» **Task requirements**: Drop the pictures from the entries below, then reproduce the rest exactly.

» **Recorded data**:
begin

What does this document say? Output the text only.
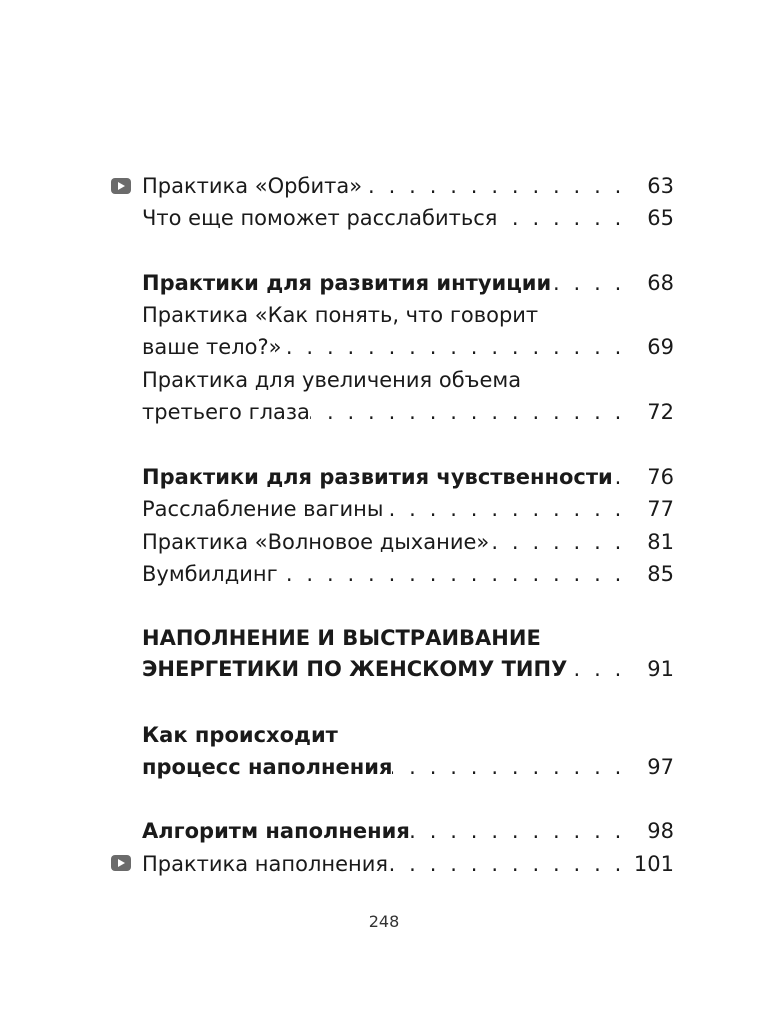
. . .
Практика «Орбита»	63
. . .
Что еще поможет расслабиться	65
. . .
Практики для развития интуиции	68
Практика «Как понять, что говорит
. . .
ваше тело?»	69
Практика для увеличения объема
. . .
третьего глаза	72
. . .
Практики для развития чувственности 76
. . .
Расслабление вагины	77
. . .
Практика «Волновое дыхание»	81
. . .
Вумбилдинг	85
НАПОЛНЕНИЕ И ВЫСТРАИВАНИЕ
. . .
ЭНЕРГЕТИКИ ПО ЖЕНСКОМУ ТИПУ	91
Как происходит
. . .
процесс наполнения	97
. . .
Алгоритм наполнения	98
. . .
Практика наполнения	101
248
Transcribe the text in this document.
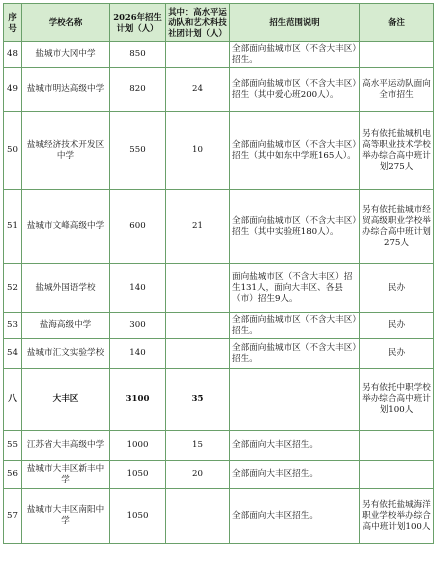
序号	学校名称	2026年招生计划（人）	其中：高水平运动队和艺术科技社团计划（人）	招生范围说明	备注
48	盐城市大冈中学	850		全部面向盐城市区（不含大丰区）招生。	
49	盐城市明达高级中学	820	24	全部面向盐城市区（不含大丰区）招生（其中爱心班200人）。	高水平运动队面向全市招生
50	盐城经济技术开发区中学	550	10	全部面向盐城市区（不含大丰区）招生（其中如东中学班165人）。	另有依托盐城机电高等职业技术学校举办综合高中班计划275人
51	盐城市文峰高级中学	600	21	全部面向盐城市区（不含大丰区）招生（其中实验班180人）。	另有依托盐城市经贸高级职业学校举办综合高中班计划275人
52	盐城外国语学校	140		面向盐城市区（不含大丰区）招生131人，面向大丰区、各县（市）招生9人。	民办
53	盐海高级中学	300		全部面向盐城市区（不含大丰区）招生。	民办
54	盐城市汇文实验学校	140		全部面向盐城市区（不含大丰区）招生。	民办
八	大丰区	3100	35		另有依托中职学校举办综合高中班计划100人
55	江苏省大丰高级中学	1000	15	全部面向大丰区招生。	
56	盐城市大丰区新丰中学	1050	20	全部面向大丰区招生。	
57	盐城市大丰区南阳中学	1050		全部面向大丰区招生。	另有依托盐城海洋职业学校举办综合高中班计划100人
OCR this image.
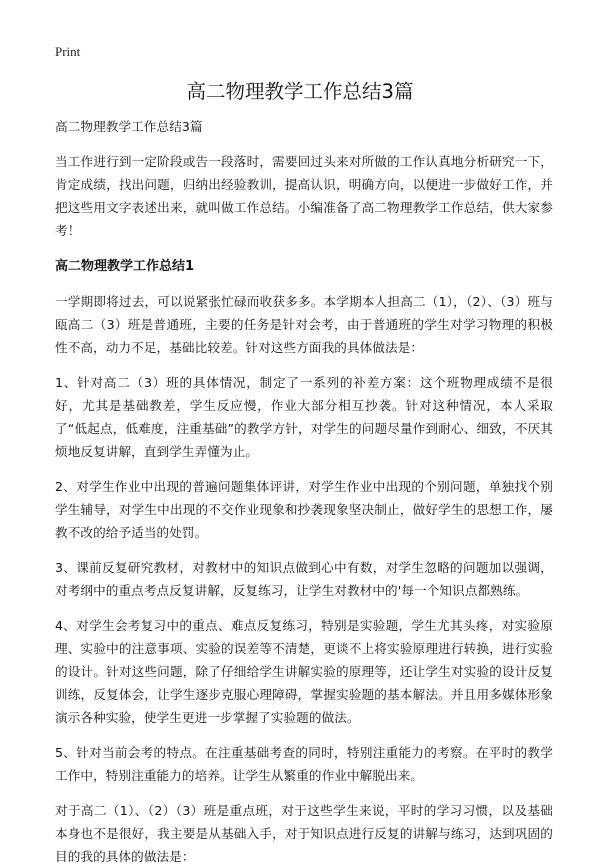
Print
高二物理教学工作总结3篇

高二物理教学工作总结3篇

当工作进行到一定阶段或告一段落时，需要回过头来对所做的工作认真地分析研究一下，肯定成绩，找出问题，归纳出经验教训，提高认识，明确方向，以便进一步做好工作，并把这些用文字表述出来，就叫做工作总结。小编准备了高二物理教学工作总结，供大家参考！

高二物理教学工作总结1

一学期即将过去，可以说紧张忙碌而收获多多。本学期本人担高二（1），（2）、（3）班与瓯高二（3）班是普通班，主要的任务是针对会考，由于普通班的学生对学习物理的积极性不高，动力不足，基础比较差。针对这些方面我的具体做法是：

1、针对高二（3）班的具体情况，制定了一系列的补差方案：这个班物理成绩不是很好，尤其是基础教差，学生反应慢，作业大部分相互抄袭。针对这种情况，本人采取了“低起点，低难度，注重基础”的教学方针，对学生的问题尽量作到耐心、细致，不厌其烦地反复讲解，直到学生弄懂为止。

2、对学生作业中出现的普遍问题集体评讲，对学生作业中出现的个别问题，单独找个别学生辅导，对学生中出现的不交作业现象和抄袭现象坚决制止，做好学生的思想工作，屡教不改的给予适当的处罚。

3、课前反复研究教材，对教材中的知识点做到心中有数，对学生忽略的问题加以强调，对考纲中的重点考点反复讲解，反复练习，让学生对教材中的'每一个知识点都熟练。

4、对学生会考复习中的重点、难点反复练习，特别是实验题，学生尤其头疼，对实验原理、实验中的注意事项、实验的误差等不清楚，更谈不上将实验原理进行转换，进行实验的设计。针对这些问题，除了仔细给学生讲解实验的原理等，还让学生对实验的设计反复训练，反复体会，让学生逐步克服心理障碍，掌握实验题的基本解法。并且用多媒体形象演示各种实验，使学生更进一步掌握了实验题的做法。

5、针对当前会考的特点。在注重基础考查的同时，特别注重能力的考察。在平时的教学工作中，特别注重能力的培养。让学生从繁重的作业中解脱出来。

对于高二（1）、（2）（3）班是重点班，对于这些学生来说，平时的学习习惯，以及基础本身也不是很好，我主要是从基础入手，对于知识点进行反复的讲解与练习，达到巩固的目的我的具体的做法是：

end

» **Result of this exercise**:
What does this document say? Output the text only.
. . .
Практика «Орбита»	63
. . .
Что еще поможет расслабиться	65
. . .
Практики для развития интуиции	68
Практика «Как понять, что говорит
. . .
ваше тело?»	69
Практика для увеличения объема
. . .
третьего глаза	72
. . .
Практики для развития чувственности 76
. . .
Расслабление вагины	77
. . .
Практика «Волновое дыхание»	81
. . .
Вумбилдинг	85
НАПОЛНЕНИЕ И ВЫСТРАИВАНИЕ
. . .
ЭНЕРГЕТИКИ ПО ЖЕНСКОМУ ТИПУ	91
Как происходит
. . .
процесс наполнения	97
. . .
Алгоритм наполнения	98
. . .
Практика наполнения	101
248
Transcribe the text in this document.
序号	学校名称	2026年招生计划（人）	其中：高水平运动队和艺术科技社团计划（人）	招生范围说明	备注
48	盐城市大冈中学	850		全部面向盐城市区（不含大丰区）招生。	
49	盐城市明达高级中学	820	24	全部面向盐城市区（不含大丰区）招生（其中爱心班200人）。	高水平运动队面向全市招生
50	盐城经济技术开发区中学	550	10	全部面向盐城市区（不含大丰区）招生（其中如东中学班165人）。	另有依托盐城机电高等职业技术学校举办综合高中班计划275人
51	盐城市文峰高级中学	600	21	全部面向盐城市区（不含大丰区）招生（其中实验班180人）。	另有依托盐城市经贸高级职业学校举办综合高中班计划275人
52	盐城外国语学校	140		面向盐城市区（不含大丰区）招生131人，面向大丰区、各县（市）招生9人。	民办
53	盐海高级中学	300		全部面向盐城市区（不含大丰区）招生。	民办
54	盐城市汇文实验学校	140		全部面向盐城市区（不含大丰区）招生。	民办
八	大丰区	3100	35		另有依托中职学校举办综合高中班计划100人
55	江苏省大丰高级中学	1000	15	全部面向大丰区招生。	
56	盐城市大丰区新丰中学	1050	20	全部面向大丰区招生。	
57	盐城市大丰区南阳中学	1050		全部面向大丰区招生。	另有依托盐城海洋职业学校举办综合高中班计划100人
OCR this image.
Print
高二物理教学工作总结3篇

高二物理教学工作总结3篇

当工作进行到一定阶段或告一段落时，需要回过头来对所做的工作认真地分析研究一下，肯定成绩，找出问题，归纳出经验教训，提高认识，明确方向，以便进一步做好工作，并把这些用文字表述出来，就叫做工作总结。小编准备了高二物理教学工作总结，供大家参考！

高二物理教学工作总结1

一学期即将过去，可以说紧张忙碌而收获多多。本学期本人担高二（1），（2）、（3）班与瓯高二（3）班是普通班，主要的任务是针对会考，由于普通班的学生对学习物理的积极性不高，动力不足，基础比较差。针对这些方面我的具体做法是：

1、针对高二（3）班的具体情况，制定了一系列的补差方案：这个班物理成绩不是很好，尤其是基础教差，学生反应慢，作业大部分相互抄袭。针对这种情况，本人采取了“低起点，低难度，注重基础”的教学方针，对学生的问题尽量作到耐心、细致，不厌其烦地反复讲解，直到学生弄懂为止。

2、对学生作业中出现的普遍问题集体评讲，对学生作业中出现的个别问题，单独找个别学生辅导，对学生中出现的不交作业现象和抄袭现象坚决制止，做好学生的思想工作，屡教不改的给予适当的处罚。

3、课前反复研究教材，对教材中的知识点做到心中有数，对学生忽略的问题加以强调，对考纲中的重点考点反复讲解，反复练习，让学生对教材中的'每一个知识点都熟练。

4、对学生会考复习中的重点、难点反复练习，特别是实验题，学生尤其头疼，对实验原理、实验中的注意事项、实验的误差等不清楚，更谈不上将实验原理进行转换，进行实验的设计。针对这些问题，除了仔细给学生讲解实验的原理等，还让学生对实验的设计反复训练，反复体会，让学生逐步克服心理障碍，掌握实验题的基本解法。并且用多媒体形象演示各种实验，使学生更进一步掌握了实验题的做法。

5、针对当前会考的特点。在注重基础考查的同时，特别注重能力的考察。在平时的教学工作中，特别注重能力的培养。让学生从繁重的作业中解脱出来。

对于高二（1）、（2）（3）班是重点班，对于这些学生来说，平时的学习习惯，以及基础本身也不是很好，我主要是从基础入手，对于知识点进行反复的讲解与练习，达到巩固的目的我的具体的做法是：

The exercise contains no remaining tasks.